### JOB
Write out the records below word for word, please.

### DATA PROVIDED
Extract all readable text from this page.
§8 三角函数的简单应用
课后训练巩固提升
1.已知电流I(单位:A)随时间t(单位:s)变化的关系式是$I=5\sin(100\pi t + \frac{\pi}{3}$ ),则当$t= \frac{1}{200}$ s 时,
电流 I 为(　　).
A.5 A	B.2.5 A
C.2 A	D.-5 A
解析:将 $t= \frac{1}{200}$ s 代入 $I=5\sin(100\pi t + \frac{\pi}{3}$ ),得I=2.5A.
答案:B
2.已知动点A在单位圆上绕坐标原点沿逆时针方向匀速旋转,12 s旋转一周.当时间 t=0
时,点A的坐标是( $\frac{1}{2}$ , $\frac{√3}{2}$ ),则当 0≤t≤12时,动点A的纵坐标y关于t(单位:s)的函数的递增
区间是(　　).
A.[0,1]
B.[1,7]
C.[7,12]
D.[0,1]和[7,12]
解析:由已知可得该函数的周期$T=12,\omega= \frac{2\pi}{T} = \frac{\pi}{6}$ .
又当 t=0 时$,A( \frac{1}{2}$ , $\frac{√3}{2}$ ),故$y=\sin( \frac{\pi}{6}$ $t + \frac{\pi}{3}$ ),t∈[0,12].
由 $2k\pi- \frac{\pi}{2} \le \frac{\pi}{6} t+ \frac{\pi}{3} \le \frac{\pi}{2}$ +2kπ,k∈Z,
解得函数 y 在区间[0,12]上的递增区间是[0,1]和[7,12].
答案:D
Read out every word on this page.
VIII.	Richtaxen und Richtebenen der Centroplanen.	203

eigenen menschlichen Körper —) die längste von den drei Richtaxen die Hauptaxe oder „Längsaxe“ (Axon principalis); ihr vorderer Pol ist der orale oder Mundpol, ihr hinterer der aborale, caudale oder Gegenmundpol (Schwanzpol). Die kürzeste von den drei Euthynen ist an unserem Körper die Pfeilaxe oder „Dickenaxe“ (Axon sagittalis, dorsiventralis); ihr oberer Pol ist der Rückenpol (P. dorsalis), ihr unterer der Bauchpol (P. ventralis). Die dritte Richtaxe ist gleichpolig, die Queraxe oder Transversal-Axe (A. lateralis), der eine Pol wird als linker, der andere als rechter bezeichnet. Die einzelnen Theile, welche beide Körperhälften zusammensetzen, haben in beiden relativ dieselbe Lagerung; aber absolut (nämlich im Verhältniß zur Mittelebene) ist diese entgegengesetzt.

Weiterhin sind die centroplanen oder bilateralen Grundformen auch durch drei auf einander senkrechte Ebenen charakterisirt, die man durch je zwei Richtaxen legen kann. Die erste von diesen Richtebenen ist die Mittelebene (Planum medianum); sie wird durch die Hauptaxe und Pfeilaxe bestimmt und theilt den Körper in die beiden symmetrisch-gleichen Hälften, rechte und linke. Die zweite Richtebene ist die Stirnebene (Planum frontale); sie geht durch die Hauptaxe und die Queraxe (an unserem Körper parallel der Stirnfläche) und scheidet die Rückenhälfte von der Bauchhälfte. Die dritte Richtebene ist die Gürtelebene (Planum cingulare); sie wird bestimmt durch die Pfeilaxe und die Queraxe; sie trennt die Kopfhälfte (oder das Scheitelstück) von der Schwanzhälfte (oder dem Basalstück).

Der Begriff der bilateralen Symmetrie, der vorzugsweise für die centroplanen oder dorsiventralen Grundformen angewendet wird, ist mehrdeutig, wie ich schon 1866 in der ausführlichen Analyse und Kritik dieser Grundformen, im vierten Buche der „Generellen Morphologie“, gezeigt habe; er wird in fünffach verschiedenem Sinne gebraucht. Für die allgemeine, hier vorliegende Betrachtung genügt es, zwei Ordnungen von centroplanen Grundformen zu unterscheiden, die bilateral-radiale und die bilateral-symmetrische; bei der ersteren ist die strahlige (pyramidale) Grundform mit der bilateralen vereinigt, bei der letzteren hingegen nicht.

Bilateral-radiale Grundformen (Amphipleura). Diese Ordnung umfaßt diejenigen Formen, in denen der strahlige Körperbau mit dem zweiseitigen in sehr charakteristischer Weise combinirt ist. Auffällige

### SOLVED EXERCISE
Extract all readable text from this page.
§8 三角函数的简单应用
课后训练巩固提升
1.已知电流I(单位:A)随时间t(单位:s)变化的关系式是$I=5\sin(100\pi t + \frac{\pi}{3}$ ),则当$t= \frac{1}{200}$ s 时,
电流 I 为(　　).
A.5 A	B.2.5 A
C.2 A	D.-5 A
解析:将 $t= \frac{1}{200}$ s 代入 $I=5\sin(100\pi t + \frac{\pi}{3}$ ),得I=2.5A.
答案:B
2.已知动点A在单位圆上绕坐标原点沿逆时针方向匀速旋转,12 s旋转一周.当时间 t=0
时,点A的坐标是( $\frac{1}{2}$ , $\frac{√3}{2}$ ),则当 0≤t≤12时,动点A的纵坐标y关于t(单位:s)的函数的递增
区间是(　　).
A.[0,1]
B.[1,7]
C.[7,12]
D.[0,1]和[7,12]
解析:由已知可得该函数的周期$T=12,\omega= \frac{2\pi}{T} = \frac{\pi}{6}$ .
又当 t=0 时$,A( \frac{1}{2}$ , $\frac{√3}{2}$ ),故$y=\sin( \frac{\pi}{6}$ $t + \frac{\pi}{3}$ ),t∈[0,12].
由 $2k\pi- \frac{\pi}{2} \le \frac{\pi}{6} t+ \frac{\pi}{3} \le \frac{\pi}{2}$ +2kπ,k∈Z,
解得函数 y 在区间[0,12]上的递增区间是[0,1]和[7,12].
答案:D
Read out every word on this page.
VIII.	Richtaxen und Richtebenen der Centroplanen.	203

eigenen menschlichen Körper —) die längste von den drei Richtaxen die Hauptaxe oder „Längsaxe“ (Axon principalis); ihr vorderer Pol ist der orale oder Mundpol, ihr hinterer der aborale, caudale oder Gegenmundpol (Schwanzpol). Die kürzeste von den drei Euthynen ist an unserem Körper die Pfeilaxe oder „Dickenaxe“ (Axon sagittalis, dorsiventralis); ihr oberer Pol ist der Rückenpol (P. dorsalis), ihr unterer der Bauchpol (P. ventralis). Die dritte Richtaxe ist gleichpolig, die Queraxe oder Transversal-Axe (A. lateralis), der eine Pol wird als linker, der andere als rechter bezeichnet. Die einzelnen Theile, welche beide Körperhälften zusammensetzen, haben in beiden relativ dieselbe Lagerung; aber absolut (nämlich im Verhältniß zur Mittelebene) ist diese entgegengesetzt.

Weiterhin sind die centroplanen oder bilateralen Grundformen auch durch drei auf einander senkrechte Ebenen charakterisirt, die man durch je zwei Richtaxen legen kann. Die erste von diesen Richtebenen ist die Mittelebene (Planum medianum); sie wird durch die Hauptaxe und Pfeilaxe bestimmt und theilt den Körper in die beiden symmetrisch-gleichen Hälften, rechte und linke. Die zweite Richtebene ist die Stirnebene (Planum frontale); sie geht durch die Hauptaxe und die Queraxe (an unserem Körper parallel der Stirnfläche) und scheidet die Rückenhälfte von der Bauchhälfte. Die dritte Richtebene ist die Gürtelebene (Planum cingulare); sie wird bestimmt durch die Pfeilaxe und die Queraxe; sie trennt die Kopfhälfte (oder das Scheitelstück) von der Schwanzhälfte (oder dem Basalstück).

Der Begriff der bilateralen Symmetrie, der vorzugsweise für die centroplanen oder dorsiventralen Grundformen angewendet wird, ist mehrdeutig, wie ich schon 1866 in der ausführlichen Analyse und Kritik dieser Grundformen, im vierten Buche der „Generellen Morphologie“, gezeigt habe; er wird in fünffach verschiedenem Sinne gebraucht. Für die allgemeine, hier vorliegende Betrachtung genügt es, zwei Ordnungen von centroplanen Grundformen zu unterscheiden, die bilateral-radiale und die bilateral-symmetrische; bei der ersteren ist die strahlige (pyramidale) Grundform mit der bilateralen vereinigt, bei der letzteren hingegen nicht.

Bilateral-radiale Grundformen (Amphipleura). Diese Ordnung umfaßt diejenigen Formen, in denen der strahlige Körperbau mit dem zweiseitigen in sehr charakteristischer Weise combinirt ist. Auffällige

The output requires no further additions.